#### Exercise prompt
Where the line containing "Read out every word on this page." appears, begin retyping; continue exactly through the final line of the data. Omit every picture.

#### Available data
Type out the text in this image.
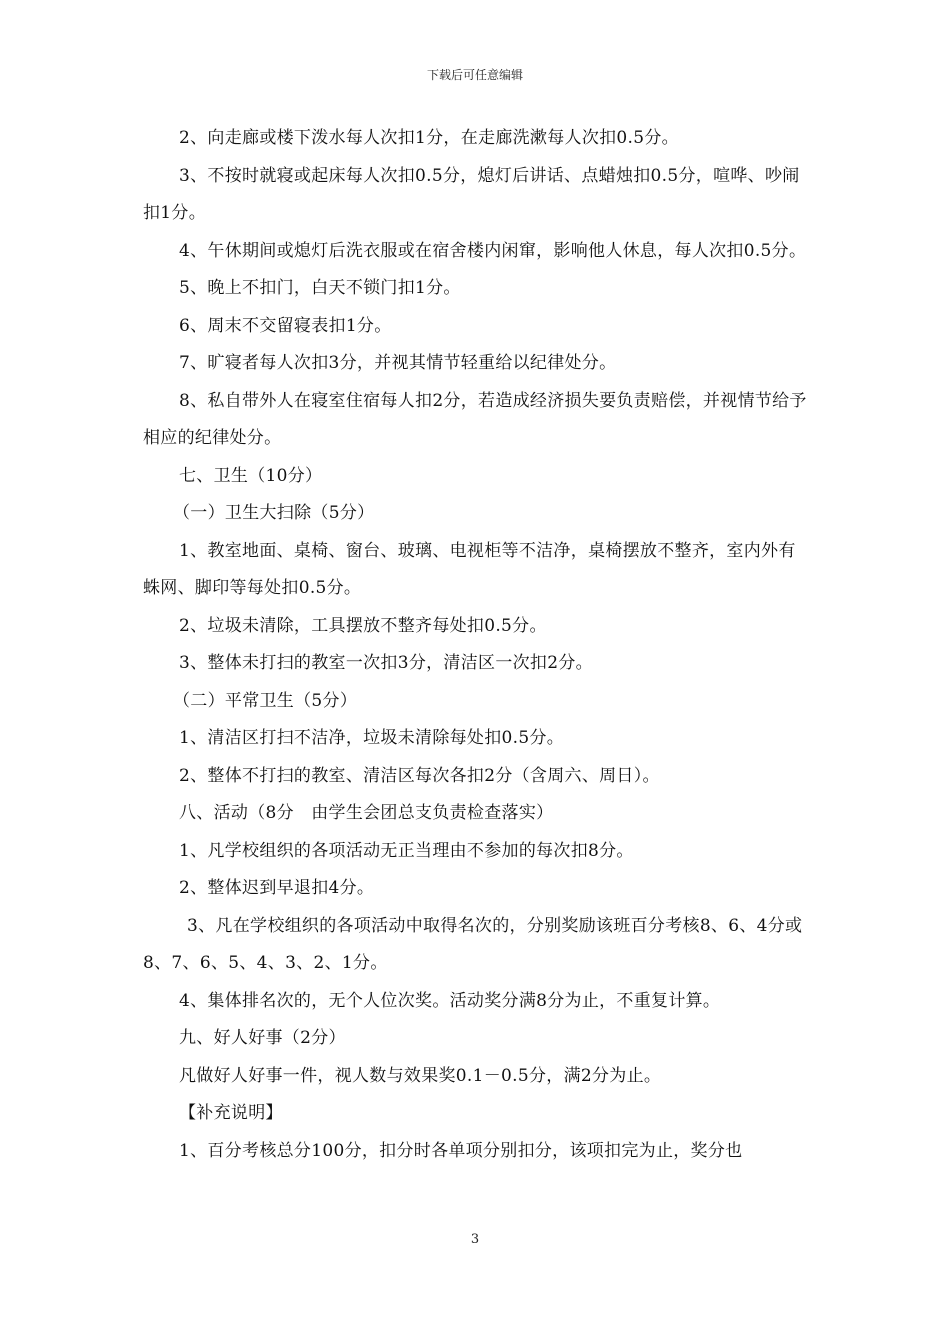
下载后可任意编辑

2、向走廊或楼下泼水每人次扣1分，在走廊洗漱每人次扣0.5分。

3、不按时就寝或起床每人次扣0.5分，熄灯后讲话、点蜡烛扣0.5分，喧哗、吵闹扣1分。

4、午休期间或熄灯后洗衣服或在宿舍楼内闲窜，影响他人休息，每人次扣0.5分。

5、晚上不扣门，白天不锁门扣1分。

6、周末不交留寝表扣1分。

7、旷寝者每人次扣3分，并视其情节轻重给以纪律处分。

8、私自带外人在寝室住宿每人扣2分，若造成经济损失要负责赔偿，并视情节给予相应的纪律处分。

七、卫生（10分）

（一）卫生大扫除（5分）

1、教室地面、桌椅、窗台、玻璃、电视柜等不洁净，桌椅摆放不整齐，室内外有蛛网、脚印等每处扣0.5分。

2、垃圾未清除，工具摆放不整齐每处扣0.5分。

3、整体未打扫的教室一次扣3分，清洁区一次扣2分。

（二）平常卫生（5分）

1、清洁区打扫不洁净，垃圾未清除每处扣0.5分。

2、整体不打扫的教室、清洁区每次各扣2分（含周六、周日）。

八、活动（8分　由学生会团总支负责检查落实）

1、凡学校组织的各项活动无正当理由不参加的每次扣8分。

2、整体迟到早退扣4分。

3、凡在学校组织的各项活动中取得名次的，分别奖励该班百分考核8、6、4分或8、7、6、5、4、3、2、1分。

4、集体排名次的，无个人位次奖。活动奖分满8分为止，不重复计算。

九、好人好事（2分）

凡做好人好事一件，视人数与效果奖0.1－0.5分，满2分为止。

【补充说明】

1、百分考核总分100分，扣分时各单项分别扣分，该项扣完为止，奖分也

3
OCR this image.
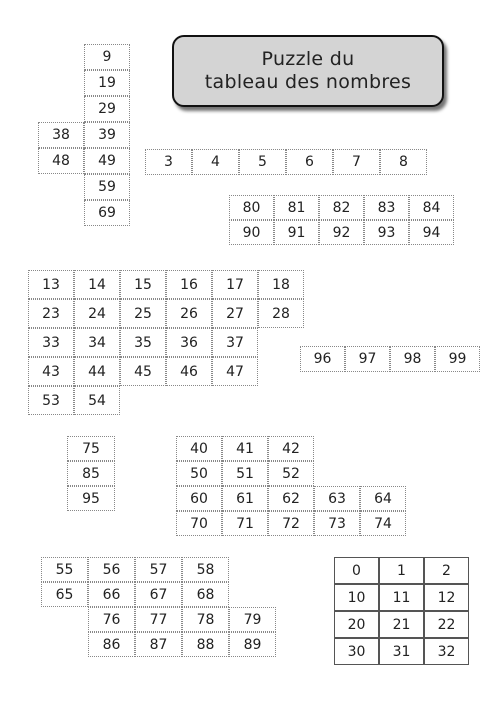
Puzzle du
tableau des nombres
9
19
29
38	39
48	49
59
69
3	4	5	6	7	8
80	81	82	83	84
90	91	92	93	94
13	14	15	16	17	18
23	24	25	26	27	28
33	34	35	36	37
43	44	45	46	47
53	54
96	97	98	99
75
85
95
40	41	42
50	51	52
60	61	62	63	64
70	71	72	73	74
55	56	57	58
65	66	67	68
76	77	78	79
86	87	88	89
0	1	2
10	11	12
20	21	22
30	31	32
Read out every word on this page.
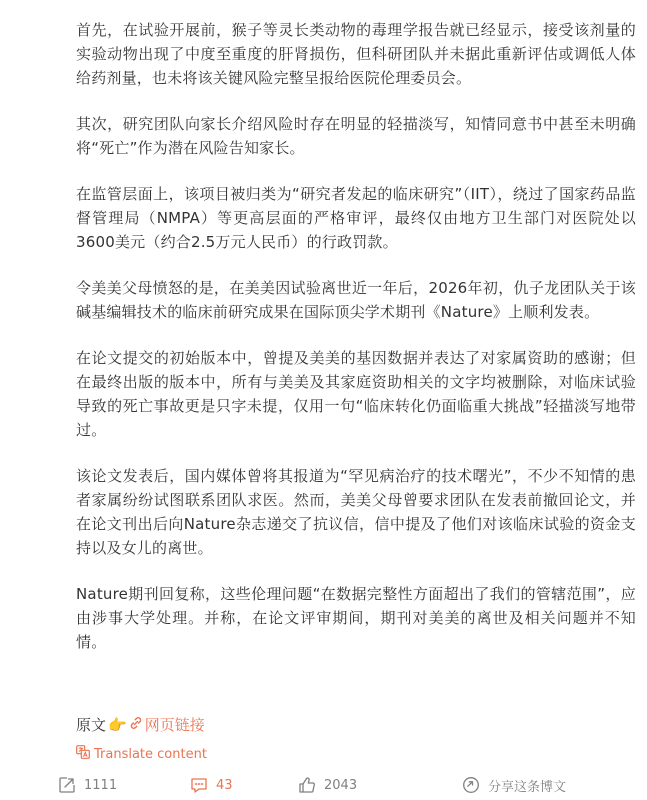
首先，在试验开展前，猴子等灵长类动物的毒理学报告就已经显示，接受该剂量的实验动物出现了中度至重度的肝肾损伤，但科研团队并未据此重新评估或调低人体给药剂量，也未将该关键风险完整呈报给医院伦理委员会。

其次，研究团队向家长介绍风险时存在明显的轻描淡写，知情同意书中甚至未明确将“死亡”作为潜在风险告知家长。

在监管层面上，该项目被归类为“研究者发起的临床研究”（IIT），绕过了国家药品监督管理局（NMPA）等更高层面的严格审评，最终仅由地方卫生部门对医院处以3600美元（约合2.5万元人民币）的行政罚款。

令美美父母愤怒的是，在美美因试验离世近一年后，2026年初，仇子龙团队关于该碱基编辑技术的临床前研究成果在国际顶尖学术期刊《Nature》上顺利发表。

在论文提交的初始版本中，曾提及美美的基因数据并表达了对家属资助的感谢；但在最终出版的版本中，所有与美美及其家庭资助相关的文字均被删除，对临床试验导致的死亡事故更是只字未提，仅用一句“临床转化仍面临重大挑战”轻描淡写地带过。

该论文发表后，国内媒体曾将其报道为“罕见病治疗的技术曙光”，不少不知情的患者家属纷纷试图联系团队求医。然而，美美父母曾要求团队在发表前撤回论文，并在论文刊出后向Nature杂志递交了抗议信，信中提及了他们对该临床试验的资金支持以及女儿的离世。

Nature期刊回复称，这些伦理问题“在数据完整性方面超出了我们的管辖范围”，应由涉事大学处理。并称，在论文评审期间，期刊对美美的离世及相关问题并不知情。

原文 👉 网页链接
Translate content
1111	43	2043	分享这条博文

#### Reply to the task
Read out every word on this page.
首先，在试验开展前，猴子等灵长类动物的毒理学报告就已经显示，接受该剂量的实验动物出现了中度至重度的肝肾损伤，但科研团队并未据此重新评估或调低人体给药剂量，也未将该关键风险完整呈报给医院伦理委员会。

其次，研究团队向家长介绍风险时存在明显的轻描淡写，知情同意书中甚至未明确将“死亡”作为潜在风险告知家长。

在监管层面上，该项目被归类为“研究者发起的临床研究”（IIT），绕过了国家药品监督管理局（NMPA）等更高层面的严格审评，最终仅由地方卫生部门对医院处以3600美元（约合2.5万元人民币）的行政罚款。

令美美父母愤怒的是，在美美因试验离世近一年后，2026年初，仇子龙团队关于该碱基编辑技术的临床前研究成果在国际顶尖学术期刊《Nature》上顺利发表。

在论文提交的初始版本中，曾提及美美的基因数据并表达了对家属资助的感谢；但在最终出版的版本中，所有与美美及其家庭资助相关的文字均被删除，对临床试验导致的死亡事故更是只字未提，仅用一句“临床转化仍面临重大挑战”轻描淡写地带过。

该论文发表后，国内媒体曾将其报道为“罕见病治疗的技术曙光”，不少不知情的患者家属纷纷试图联系团队求医。然而，美美父母曾要求团队在发表前撤回论文，并在论文刊出后向Nature杂志递交了抗议信，信中提及了他们对该临床试验的资金支持以及女儿的离世。

Nature期刊回复称，这些伦理问题“在数据完整性方面超出了我们的管辖范围”，应由涉事大学处理。并称，在论文评审期间，期刊对美美的离世及相关问题并不知情。

原文 👉 网页链接
Translate content
1111	43	2043	分享这条博文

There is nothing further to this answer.